● **STATED PROBLEM**
Extract the data exactly, missing nothing.
>> start
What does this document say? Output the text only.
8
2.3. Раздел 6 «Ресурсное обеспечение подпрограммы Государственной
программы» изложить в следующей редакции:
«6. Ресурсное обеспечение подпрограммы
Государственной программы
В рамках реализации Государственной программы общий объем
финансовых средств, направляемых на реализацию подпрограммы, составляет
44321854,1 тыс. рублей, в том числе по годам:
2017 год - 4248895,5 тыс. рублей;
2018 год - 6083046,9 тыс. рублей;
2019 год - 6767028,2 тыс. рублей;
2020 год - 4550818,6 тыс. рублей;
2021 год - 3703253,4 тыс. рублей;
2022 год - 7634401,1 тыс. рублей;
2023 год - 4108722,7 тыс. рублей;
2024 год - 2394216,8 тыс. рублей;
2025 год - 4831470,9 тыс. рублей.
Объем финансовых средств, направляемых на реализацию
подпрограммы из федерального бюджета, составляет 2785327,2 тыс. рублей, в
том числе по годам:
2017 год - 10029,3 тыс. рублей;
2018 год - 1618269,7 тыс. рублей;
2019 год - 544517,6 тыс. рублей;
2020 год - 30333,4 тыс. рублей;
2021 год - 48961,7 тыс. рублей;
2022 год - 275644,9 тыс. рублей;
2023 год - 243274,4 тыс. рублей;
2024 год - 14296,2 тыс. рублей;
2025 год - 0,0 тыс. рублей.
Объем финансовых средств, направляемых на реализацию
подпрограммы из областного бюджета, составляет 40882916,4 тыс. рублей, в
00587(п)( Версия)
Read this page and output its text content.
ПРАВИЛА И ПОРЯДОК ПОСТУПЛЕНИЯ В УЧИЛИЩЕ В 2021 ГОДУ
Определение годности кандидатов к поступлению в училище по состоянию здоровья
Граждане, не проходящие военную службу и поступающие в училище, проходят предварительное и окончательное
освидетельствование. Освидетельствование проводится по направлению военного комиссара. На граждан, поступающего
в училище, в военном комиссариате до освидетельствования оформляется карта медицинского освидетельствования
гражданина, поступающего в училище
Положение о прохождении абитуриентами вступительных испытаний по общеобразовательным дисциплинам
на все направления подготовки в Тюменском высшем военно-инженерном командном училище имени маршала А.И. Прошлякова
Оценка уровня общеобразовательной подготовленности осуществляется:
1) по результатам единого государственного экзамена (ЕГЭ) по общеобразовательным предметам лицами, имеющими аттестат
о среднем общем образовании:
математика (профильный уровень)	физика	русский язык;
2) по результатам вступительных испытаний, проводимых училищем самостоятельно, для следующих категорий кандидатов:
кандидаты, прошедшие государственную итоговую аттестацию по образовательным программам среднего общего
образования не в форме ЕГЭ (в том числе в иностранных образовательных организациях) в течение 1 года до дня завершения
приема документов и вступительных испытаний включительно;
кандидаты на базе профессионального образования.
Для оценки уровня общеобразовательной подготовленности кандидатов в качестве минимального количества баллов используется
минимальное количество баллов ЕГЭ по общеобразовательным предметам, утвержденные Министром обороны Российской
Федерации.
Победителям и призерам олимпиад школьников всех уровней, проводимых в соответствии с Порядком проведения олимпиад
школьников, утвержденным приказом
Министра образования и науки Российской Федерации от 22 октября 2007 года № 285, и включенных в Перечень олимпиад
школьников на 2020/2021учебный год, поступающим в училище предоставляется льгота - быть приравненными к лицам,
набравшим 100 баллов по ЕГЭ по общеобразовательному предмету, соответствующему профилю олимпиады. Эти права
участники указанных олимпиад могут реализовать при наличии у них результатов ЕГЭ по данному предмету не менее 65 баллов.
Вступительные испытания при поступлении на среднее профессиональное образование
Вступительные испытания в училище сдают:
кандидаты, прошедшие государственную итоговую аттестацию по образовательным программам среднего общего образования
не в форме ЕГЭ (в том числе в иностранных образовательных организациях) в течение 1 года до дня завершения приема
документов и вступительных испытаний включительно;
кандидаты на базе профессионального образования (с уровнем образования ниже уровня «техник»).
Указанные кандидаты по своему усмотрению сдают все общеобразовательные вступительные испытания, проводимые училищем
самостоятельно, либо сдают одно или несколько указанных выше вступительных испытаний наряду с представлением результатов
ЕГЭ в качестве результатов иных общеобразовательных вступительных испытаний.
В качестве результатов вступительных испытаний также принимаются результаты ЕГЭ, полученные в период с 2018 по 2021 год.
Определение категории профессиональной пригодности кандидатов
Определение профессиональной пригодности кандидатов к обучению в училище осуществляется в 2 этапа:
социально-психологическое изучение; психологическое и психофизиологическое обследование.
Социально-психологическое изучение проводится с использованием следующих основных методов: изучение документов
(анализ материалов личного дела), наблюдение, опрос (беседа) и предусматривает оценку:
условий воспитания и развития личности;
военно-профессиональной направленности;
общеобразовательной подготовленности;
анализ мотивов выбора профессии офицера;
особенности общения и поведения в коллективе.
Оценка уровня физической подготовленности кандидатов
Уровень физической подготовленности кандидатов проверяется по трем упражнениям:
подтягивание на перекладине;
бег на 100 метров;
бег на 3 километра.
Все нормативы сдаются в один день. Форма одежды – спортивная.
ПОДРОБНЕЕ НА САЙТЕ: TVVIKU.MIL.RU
>> end
● **COMPLETED EXERCISE**
What does this document say? Output the text only.
8
2.3. Раздел 6 «Ресурсное обеспечение подпрограммы Государственной
программы» изложить в следующей редакции:
«6. Ресурсное обеспечение подпрограммы
Государственной программы
В рамках реализации Государственной программы общий объем
финансовых средств, направляемых на реализацию подпрограммы, составляет
44321854,1 тыс. рублей, в том числе по годам:
2017 год - 4248895,5 тыс. рублей;
2018 год - 6083046,9 тыс. рублей;
2019 год - 6767028,2 тыс. рублей;
2020 год - 4550818,6 тыс. рублей;
2021 год - 3703253,4 тыс. рублей;
2022 год - 7634401,1 тыс. рублей;
2023 год - 4108722,7 тыс. рублей;
2024 год - 2394216,8 тыс. рублей;
2025 год - 4831470,9 тыс. рублей.
Объем финансовых средств, направляемых на реализацию
подпрограммы из федерального бюджета, составляет 2785327,2 тыс. рублей, в
том числе по годам:
2017 год - 10029,3 тыс. рублей;
2018 год - 1618269,7 тыс. рублей;
2019 год - 544517,6 тыс. рублей;
2020 год - 30333,4 тыс. рублей;
2021 год - 48961,7 тыс. рублей;
2022 год - 275644,9 тыс. рублей;
2023 год - 243274,4 тыс. рублей;
2024 год - 14296,2 тыс. рублей;
2025 год - 0,0 тыс. рублей.
Объем финансовых средств, направляемых на реализацию
подпрограммы из областного бюджета, составляет 40882916,4 тыс. рублей, в
00587(п)( Версия)
Read this page and output its text content.
ПРАВИЛА И ПОРЯДОК ПОСТУПЛЕНИЯ В УЧИЛИЩЕ В 2021 ГОДУ
Определение годности кандидатов к поступлению в училище по состоянию здоровья
Граждане, не проходящие военную службу и поступающие в училище, проходят предварительное и окончательное
освидетельствование. Освидетельствование проводится по направлению военного комиссара. На граждан, поступающего
в училище, в военном комиссариате до освидетельствования оформляется карта медицинского освидетельствования
гражданина, поступающего в училище
Положение о прохождении абитуриентами вступительных испытаний по общеобразовательным дисциплинам
на все направления подготовки в Тюменском высшем военно-инженерном командном училище имени маршала А.И. Прошлякова
Оценка уровня общеобразовательной подготовленности осуществляется:
1) по результатам единого государственного экзамена (ЕГЭ) по общеобразовательным предметам лицами, имеющими аттестат
о среднем общем образовании:
математика (профильный уровень)	физика	русский язык;
2) по результатам вступительных испытаний, проводимых училищем самостоятельно, для следующих категорий кандидатов:
кандидаты, прошедшие государственную итоговую аттестацию по образовательным программам среднего общего
образования не в форме ЕГЭ (в том числе в иностранных образовательных организациях) в течение 1 года до дня завершения
приема документов и вступительных испытаний включительно;
кандидаты на базе профессионального образования.
Для оценки уровня общеобразовательной подготовленности кандидатов в качестве минимального количества баллов используется
минимальное количество баллов ЕГЭ по общеобразовательным предметам, утвержденные Министром обороны Российской
Федерации.
Победителям и призерам олимпиад школьников всех уровней, проводимых в соответствии с Порядком проведения олимпиад
школьников, утвержденным приказом
Министра образования и науки Российской Федерации от 22 октября 2007 года № 285, и включенных в Перечень олимпиад
школьников на 2020/2021учебный год, поступающим в училище предоставляется льгота - быть приравненными к лицам,
набравшим 100 баллов по ЕГЭ по общеобразовательному предмету, соответствующему профилю олимпиады. Эти права
участники указанных олимпиад могут реализовать при наличии у них результатов ЕГЭ по данному предмету не менее 65 баллов.
Вступительные испытания при поступлении на среднее профессиональное образование
Вступительные испытания в училище сдают:
кандидаты, прошедшие государственную итоговую аттестацию по образовательным программам среднего общего образования
не в форме ЕГЭ (в том числе в иностранных образовательных организациях) в течение 1 года до дня завершения приема
документов и вступительных испытаний включительно;
кандидаты на базе профессионального образования (с уровнем образования ниже уровня «техник»).
Указанные кандидаты по своему усмотрению сдают все общеобразовательные вступительные испытания, проводимые училищем
самостоятельно, либо сдают одно или несколько указанных выше вступительных испытаний наряду с представлением результатов
ЕГЭ в качестве результатов иных общеобразовательных вступительных испытаний.
В качестве результатов вступительных испытаний также принимаются результаты ЕГЭ, полученные в период с 2018 по 2021 год.
Определение категории профессиональной пригодности кандидатов
Определение профессиональной пригодности кандидатов к обучению в училище осуществляется в 2 этапа:
социально-психологическое изучение; психологическое и психофизиологическое обследование.
Социально-психологическое изучение проводится с использованием следующих основных методов: изучение документов
(анализ материалов личного дела), наблюдение, опрос (беседа) и предусматривает оценку:
условий воспитания и развития личности;
военно-профессиональной направленности;
общеобразовательной подготовленности;
анализ мотивов выбора профессии офицера;
особенности общения и поведения в коллективе.
Оценка уровня физической подготовленности кандидатов
Уровень физической подготовленности кандидатов проверяется по трем упражнениям:
подтягивание на перекладине;
бег на 100 метров;
бег на 3 километра.
Все нормативы сдаются в один день. Форма одежды – спортивная.
ПОДРОБНЕЕ НА САЙТЕ: TVVIKU.MIL.RU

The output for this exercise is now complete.